Work to do
Set down every entry again word for word, please, but skip the pictures.
(begin)
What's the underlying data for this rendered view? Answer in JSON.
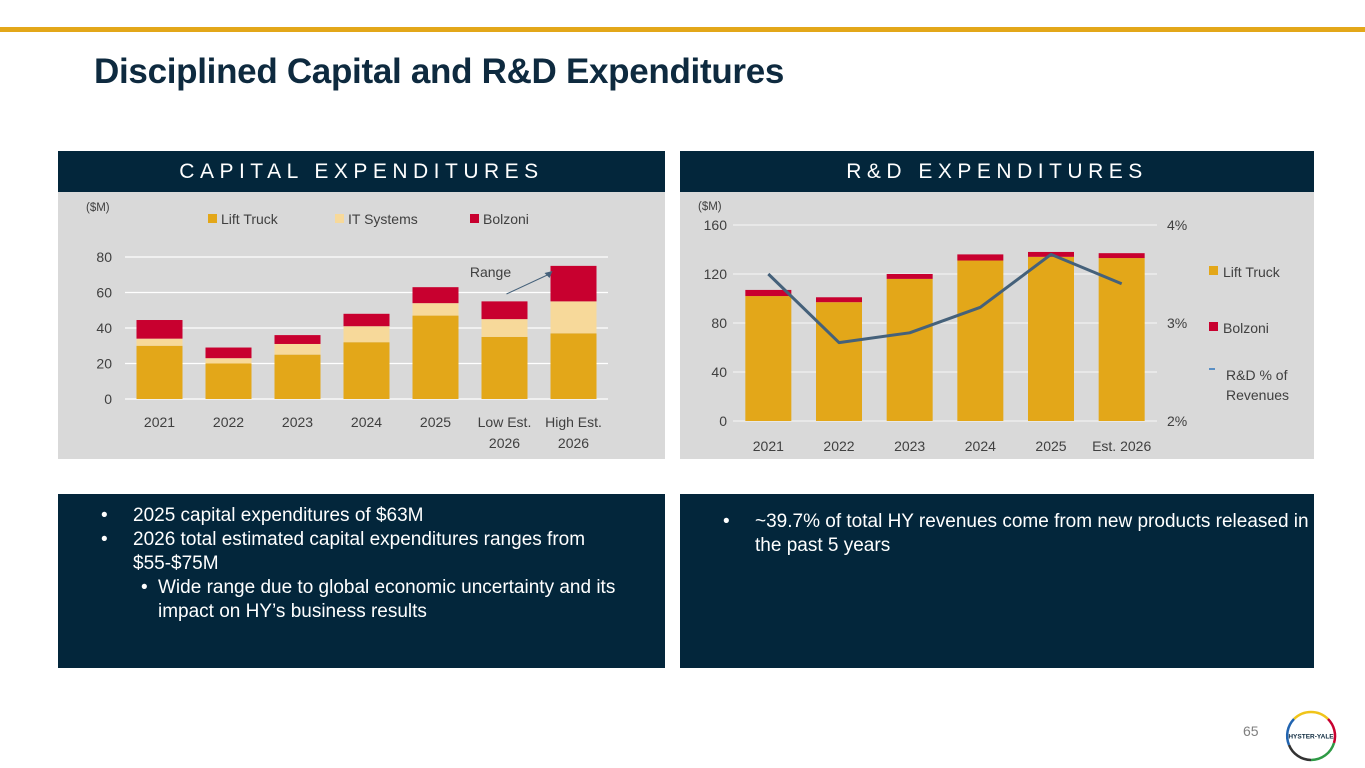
{
  "slide": {
    "title": "Disciplined Capital and R&D Expenditures",
    "page_number": "65",
    "logo_text": "HYSTER-YALE",
    "colors": {
      "accent_bar": "#e3a719",
      "navy": "#03263b",
      "lift_truck": "#e3a719",
      "it_systems": "#f7d99a",
      "bolzoni": "#c8002f",
      "line": "#45617a",
      "panel_bg": "#d9d9d9"
    }
  },
  "capex_panel": {
    "header": "CAPITAL EXPENDITURES",
    "bullets": [
      {
        "level": 1,
        "text": "2025 capital expenditures of $63M"
      },
      {
        "level": 1,
        "text": "2026 total estimated capital expenditures ranges from $55-$75M"
      },
      {
        "level": 2,
        "text": "Wide range due to global economic uncertainty and its impact on HY’s business results"
      }
    ]
  },
  "rd_panel": {
    "header": "R&D EXPENDITURES",
    "bullets": [
      {
        "level": 1,
        "text": "~39.7% of total HY revenues come from new products released in the past 5 years"
      }
    ]
  },
  "chart_data": [
    {
      "type": "bar",
      "stacked": true,
      "title": "Capital Expenditures",
      "unit_label": "($M)",
      "categories": [
        [
          "2021"
        ],
        [
          "2022"
        ],
        [
          "2023"
        ],
        [
          "2024"
        ],
        [
          "2025"
        ],
        [
          "Low Est.",
          "2026"
        ],
        [
          "High Est.",
          "2026"
        ]
      ],
      "series": [
        {
          "name": "Lift Truck",
          "color": "#e3a719",
          "values": [
            30,
            20,
            25,
            32,
            47,
            35,
            37
          ]
        },
        {
          "name": "IT Systems",
          "color": "#f7d99a",
          "values": [
            4,
            3,
            6,
            9,
            7,
            10,
            18
          ]
        },
        {
          "name": "Bolzoni",
          "color": "#c8002f",
          "values": [
            10.5,
            6,
            5,
            7,
            9,
            10,
            20
          ]
        }
      ],
      "ylim": [
        0,
        80
      ],
      "yticks": [
        0,
        20,
        40,
        60,
        80
      ],
      "grid": true,
      "legend": "top",
      "annotation": {
        "text": "Range",
        "points_from": "Low Est. 2026",
        "points_to": "High Est. 2026"
      }
    },
    {
      "type": "bar",
      "stacked": true,
      "title": "R&D Expenditures",
      "unit_label": "($M)",
      "categories": [
        "2021",
        "2022",
        "2023",
        "2024",
        "2025",
        "Est. 2026"
      ],
      "series": [
        {
          "name": "Lift Truck",
          "color": "#e3a719",
          "values": [
            102,
            97,
            116,
            131,
            134,
            133
          ]
        },
        {
          "name": "Bolzoni",
          "color": "#c8002f",
          "values": [
            5,
            4,
            4,
            5,
            4,
            4
          ]
        }
      ],
      "line_series": {
        "name": "R&D % of Revenues",
        "color": "#45617a",
        "axis": "right",
        "values": [
          3.5,
          2.8,
          2.9,
          3.16,
          3.7,
          3.4
        ]
      },
      "ylim": [
        0,
        160
      ],
      "yticks": [
        0,
        40,
        80,
        120,
        160
      ],
      "y2lim": [
        2,
        4
      ],
      "y2ticks": [
        "2%",
        "3%",
        "4%"
      ],
      "grid": true,
      "legend": "right"
    }
  ]
}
(end)
Result below
What's the underlying data for this rendered view? Answer in JSON.
{
  "slide": {
    "title": "Disciplined Capital and R&D Expenditures",
    "page_number": "65",
    "logo_text": "HYSTER-YALE",
    "colors": {
      "accent_bar": "#e3a719",
      "navy": "#03263b",
      "lift_truck": "#e3a719",
      "it_systems": "#f7d99a",
      "bolzoni": "#c8002f",
      "line": "#45617a",
      "panel_bg": "#d9d9d9"
    }
  },
  "capex_panel": {
    "header": "CAPITAL EXPENDITURES",
    "bullets": [
      {
        "level": 1,
        "text": "2025 capital expenditures of $63M"
      },
      {
        "level": 1,
        "text": "2026 total estimated capital expenditures ranges from $55-$75M"
      },
      {
        "level": 2,
        "text": "Wide range due to global economic uncertainty and its impact on HY’s business results"
      }
    ]
  },
  "rd_panel": {
    "header": "R&D EXPENDITURES",
    "bullets": [
      {
        "level": 1,
        "text": "~39.7% of total HY revenues come from new products released in the past 5 years"
      }
    ]
  },
  "chart_data": [
    {
      "type": "bar",
      "stacked": true,
      "title": "Capital Expenditures",
      "unit_label": "($M)",
      "categories": [
        [
          "2021"
        ],
        [
          "2022"
        ],
        [
          "2023"
        ],
        [
          "2024"
        ],
        [
          "2025"
        ],
        [
          "Low Est.",
          "2026"
        ],
        [
          "High Est.",
          "2026"
        ]
      ],
      "series": [
        {
          "name": "Lift Truck",
          "color": "#e3a719",
          "values": [
            30,
            20,
            25,
            32,
            47,
            35,
            37
          ]
        },
        {
          "name": "IT Systems",
          "color": "#f7d99a",
          "values": [
            4,
            3,
            6,
            9,
            7,
            10,
            18
          ]
        },
        {
          "name": "Bolzoni",
          "color": "#c8002f",
          "values": [
            10.5,
            6,
            5,
            7,
            9,
            10,
            20
          ]
        }
      ],
      "ylim": [
        0,
        80
      ],
      "yticks": [
        0,
        20,
        40,
        60,
        80
      ],
      "grid": true,
      "legend": "top",
      "annotation": {
        "text": "Range",
        "points_from": "Low Est. 2026",
        "points_to": "High Est. 2026"
      }
    },
    {
      "type": "bar",
      "stacked": true,
      "title": "R&D Expenditures",
      "unit_label": "($M)",
      "categories": [
        "2021",
        "2022",
        "2023",
        "2024",
        "2025",
        "Est. 2026"
      ],
      "series": [
        {
          "name": "Lift Truck",
          "color": "#e3a719",
          "values": [
            102,
            97,
            116,
            131,
            134,
            133
          ]
        },
        {
          "name": "Bolzoni",
          "color": "#c8002f",
          "values": [
            5,
            4,
            4,
            5,
            4,
            4
          ]
        }
      ],
      "line_series": {
        "name": "R&D % of Revenues",
        "color": "#45617a",
        "axis": "right",
        "values": [
          3.5,
          2.8,
          2.9,
          3.16,
          3.7,
          3.4
        ]
      },
      "ylim": [
        0,
        160
      ],
      "yticks": [
        0,
        40,
        80,
        120,
        160
      ],
      "y2lim": [
        2,
        4
      ],
      "y2ticks": [
        "2%",
        "3%",
        "4%"
      ],
      "grid": true,
      "legend": "right"
    }
  ]
}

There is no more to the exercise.